→ WHAT TO DO
Return the material below in full and exactly.

Figure contents as structured data
--

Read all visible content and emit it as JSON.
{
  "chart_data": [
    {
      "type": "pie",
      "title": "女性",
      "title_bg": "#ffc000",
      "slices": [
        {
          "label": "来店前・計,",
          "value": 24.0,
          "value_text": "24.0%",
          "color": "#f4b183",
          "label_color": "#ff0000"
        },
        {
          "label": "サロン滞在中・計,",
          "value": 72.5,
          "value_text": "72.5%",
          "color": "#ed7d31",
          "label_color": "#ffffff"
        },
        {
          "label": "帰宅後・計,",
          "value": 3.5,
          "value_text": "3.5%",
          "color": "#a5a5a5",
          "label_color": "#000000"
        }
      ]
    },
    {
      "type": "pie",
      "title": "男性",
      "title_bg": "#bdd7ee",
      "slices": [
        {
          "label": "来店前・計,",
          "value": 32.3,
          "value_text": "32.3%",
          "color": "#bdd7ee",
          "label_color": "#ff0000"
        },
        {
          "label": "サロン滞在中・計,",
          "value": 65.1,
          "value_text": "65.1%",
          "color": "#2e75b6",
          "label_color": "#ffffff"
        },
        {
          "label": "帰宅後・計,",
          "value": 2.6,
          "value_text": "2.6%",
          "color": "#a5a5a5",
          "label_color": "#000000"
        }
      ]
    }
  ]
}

--

→ WRITTEN RESPONSE
Read all visible content and emit it as JSON.
{
  "chart_data": [
    {
      "type": "pie",
      "title": "女性",
      "title_bg": "#ffc000",
      "slices": [
        {
          "label": "来店前・計,",
          "value": 24.0,
          "value_text": "24.0%",
          "color": "#f4b183",
          "label_color": "#ff0000"
        },
        {
          "label": "サロン滞在中・計,",
          "value": 72.5,
          "value_text": "72.5%",
          "color": "#ed7d31",
          "label_color": "#ffffff"
        },
        {
          "label": "帰宅後・計,",
          "value": 3.5,
          "value_text": "3.5%",
          "color": "#a5a5a5",
          "label_color": "#000000"
        }
      ]
    },
    {
      "type": "pie",
      "title": "男性",
      "title_bg": "#bdd7ee",
      "slices": [
        {
          "label": "来店前・計,",
          "value": 32.3,
          "value_text": "32.3%",
          "color": "#bdd7ee",
          "label_color": "#ff0000"
        },
        {
          "label": "サロン滞在中・計,",
          "value": 65.1,
          "value_text": "65.1%",
          "color": "#2e75b6",
          "label_color": "#ffffff"
        },
        {
          "label": "帰宅後・計,",
          "value": 2.6,
          "value_text": "2.6%",
          "color": "#a5a5a5",
          "label_color": "#000000"
        }
      ]
    }
  ]
}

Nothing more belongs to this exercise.